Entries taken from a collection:
** Begin **

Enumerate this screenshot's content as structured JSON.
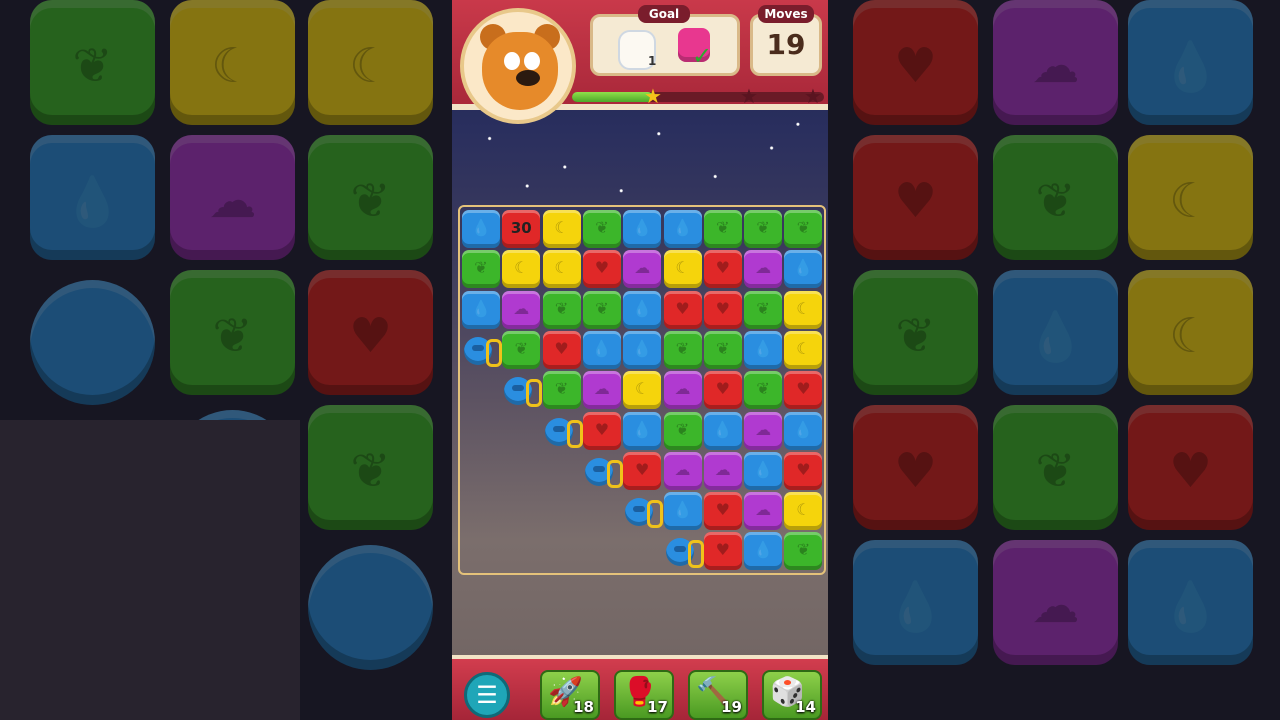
{
  "header": {
    "goal_label": "Goal",
    "moves_label": "Moves",
    "moves_value": "19",
    "goal_jar_count": "1",
    "goal_check": "✓",
    "score_progress": 0.32
  },
  "board": {
    "special_tile_text": "30"
  },
  "boosters": [
    {
      "name": "rocket",
      "count": "18",
      "icon": "🚀"
    },
    {
      "name": "boxing-glove",
      "count": "17",
      "icon": "🥊"
    },
    {
      "name": "hammer",
      "count": "19",
      "icon": "🔨"
    },
    {
      "name": "dice",
      "count": "14",
      "icon": "🎲"
    }
  ],
  "menu_icon": "☰",
  "colors": {
    "blue": "#2a8ee0",
    "red": "#e02828",
    "yellow": "#f5d40c",
    "green": "#3cb62a",
    "purple": "#b03ad0",
    "header": "#c9394a"
  }
}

** End **

Set task: Each record above should come back exactly the same, only without its pictures.

The solution:
Enumerate this screenshot's content as structured JSON.
{
  "header": {
    "goal_label": "Goal",
    "moves_label": "Moves",
    "moves_value": "19",
    "goal_jar_count": "1",
    "goal_check": "✓",
    "score_progress": 0.32
  },
  "board": {
    "special_tile_text": "30"
  },
  "boosters": [
    {
      "name": "rocket",
      "count": "18",
      "icon": "🚀"
    },
    {
      "name": "boxing-glove",
      "count": "17",
      "icon": "🥊"
    },
    {
      "name": "hammer",
      "count": "19",
      "icon": "🔨"
    },
    {
      "name": "dice",
      "count": "14",
      "icon": "🎲"
    }
  ],
  "menu_icon": "☰",
  "colors": {
    "blue": "#2a8ee0",
    "red": "#e02828",
    "yellow": "#f5d40c",
    "green": "#3cb62a",
    "purple": "#b03ad0",
    "header": "#c9394a"
  }
}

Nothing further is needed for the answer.